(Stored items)
────

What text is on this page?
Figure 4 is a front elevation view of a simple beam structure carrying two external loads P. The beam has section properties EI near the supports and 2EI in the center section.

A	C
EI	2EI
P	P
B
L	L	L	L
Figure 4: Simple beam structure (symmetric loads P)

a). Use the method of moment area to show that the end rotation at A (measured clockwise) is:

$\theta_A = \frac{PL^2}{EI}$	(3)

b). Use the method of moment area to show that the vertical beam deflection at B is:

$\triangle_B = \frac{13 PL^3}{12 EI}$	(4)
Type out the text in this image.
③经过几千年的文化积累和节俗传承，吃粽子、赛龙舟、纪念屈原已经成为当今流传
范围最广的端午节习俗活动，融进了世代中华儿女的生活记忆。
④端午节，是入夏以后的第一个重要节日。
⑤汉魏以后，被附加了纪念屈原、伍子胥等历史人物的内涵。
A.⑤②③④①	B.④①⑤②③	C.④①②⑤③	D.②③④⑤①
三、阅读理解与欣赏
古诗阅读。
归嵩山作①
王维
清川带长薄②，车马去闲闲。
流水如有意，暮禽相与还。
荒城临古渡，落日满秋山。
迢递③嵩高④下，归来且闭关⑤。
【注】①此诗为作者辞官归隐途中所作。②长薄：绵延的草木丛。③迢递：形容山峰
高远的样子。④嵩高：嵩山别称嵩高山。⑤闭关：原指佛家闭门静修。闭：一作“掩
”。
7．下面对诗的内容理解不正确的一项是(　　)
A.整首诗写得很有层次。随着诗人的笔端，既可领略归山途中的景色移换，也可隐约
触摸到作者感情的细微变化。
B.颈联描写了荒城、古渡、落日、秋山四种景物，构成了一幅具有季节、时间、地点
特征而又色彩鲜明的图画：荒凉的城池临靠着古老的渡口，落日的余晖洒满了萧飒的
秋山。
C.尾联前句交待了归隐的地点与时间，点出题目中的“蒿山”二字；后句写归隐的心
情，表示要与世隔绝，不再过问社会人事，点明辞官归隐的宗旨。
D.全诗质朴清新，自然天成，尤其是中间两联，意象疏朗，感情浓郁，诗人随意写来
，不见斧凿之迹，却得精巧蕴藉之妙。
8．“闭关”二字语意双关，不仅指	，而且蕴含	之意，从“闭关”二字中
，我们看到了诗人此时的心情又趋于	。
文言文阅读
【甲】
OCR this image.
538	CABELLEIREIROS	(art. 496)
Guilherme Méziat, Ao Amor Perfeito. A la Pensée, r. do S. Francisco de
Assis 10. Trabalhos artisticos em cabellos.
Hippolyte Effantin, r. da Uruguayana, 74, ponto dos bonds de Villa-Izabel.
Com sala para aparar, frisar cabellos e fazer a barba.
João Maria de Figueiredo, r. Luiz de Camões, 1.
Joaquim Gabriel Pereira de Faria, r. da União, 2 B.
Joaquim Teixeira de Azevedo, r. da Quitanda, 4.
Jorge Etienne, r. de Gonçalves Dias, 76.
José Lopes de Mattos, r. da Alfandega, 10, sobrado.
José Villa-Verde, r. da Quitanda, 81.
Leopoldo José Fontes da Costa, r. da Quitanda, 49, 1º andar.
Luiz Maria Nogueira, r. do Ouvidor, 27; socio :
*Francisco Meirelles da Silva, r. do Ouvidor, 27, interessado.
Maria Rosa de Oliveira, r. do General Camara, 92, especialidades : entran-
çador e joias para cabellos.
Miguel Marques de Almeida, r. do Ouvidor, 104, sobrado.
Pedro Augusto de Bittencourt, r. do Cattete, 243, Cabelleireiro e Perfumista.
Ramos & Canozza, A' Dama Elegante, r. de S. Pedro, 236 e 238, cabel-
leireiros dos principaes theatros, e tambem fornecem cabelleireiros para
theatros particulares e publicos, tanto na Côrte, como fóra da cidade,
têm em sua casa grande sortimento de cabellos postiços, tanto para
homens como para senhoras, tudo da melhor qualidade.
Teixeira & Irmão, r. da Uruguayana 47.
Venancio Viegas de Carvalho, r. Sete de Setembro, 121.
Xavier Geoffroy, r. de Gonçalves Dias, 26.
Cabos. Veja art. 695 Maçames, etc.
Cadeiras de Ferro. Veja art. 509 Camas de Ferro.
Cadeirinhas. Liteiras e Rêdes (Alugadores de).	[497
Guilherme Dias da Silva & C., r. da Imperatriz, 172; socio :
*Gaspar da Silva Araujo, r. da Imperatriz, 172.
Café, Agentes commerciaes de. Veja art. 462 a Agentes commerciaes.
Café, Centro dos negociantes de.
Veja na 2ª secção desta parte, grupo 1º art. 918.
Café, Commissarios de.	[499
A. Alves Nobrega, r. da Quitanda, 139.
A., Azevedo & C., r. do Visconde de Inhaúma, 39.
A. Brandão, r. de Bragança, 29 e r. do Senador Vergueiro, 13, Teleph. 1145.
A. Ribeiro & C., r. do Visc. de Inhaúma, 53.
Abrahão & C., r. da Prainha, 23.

────

§ PROMPT:
From the entries above, select each line containing the string "this".

§ EXPECTED OUTPUT:
What text is on this page?
Type out the text in this image.
OCR this image.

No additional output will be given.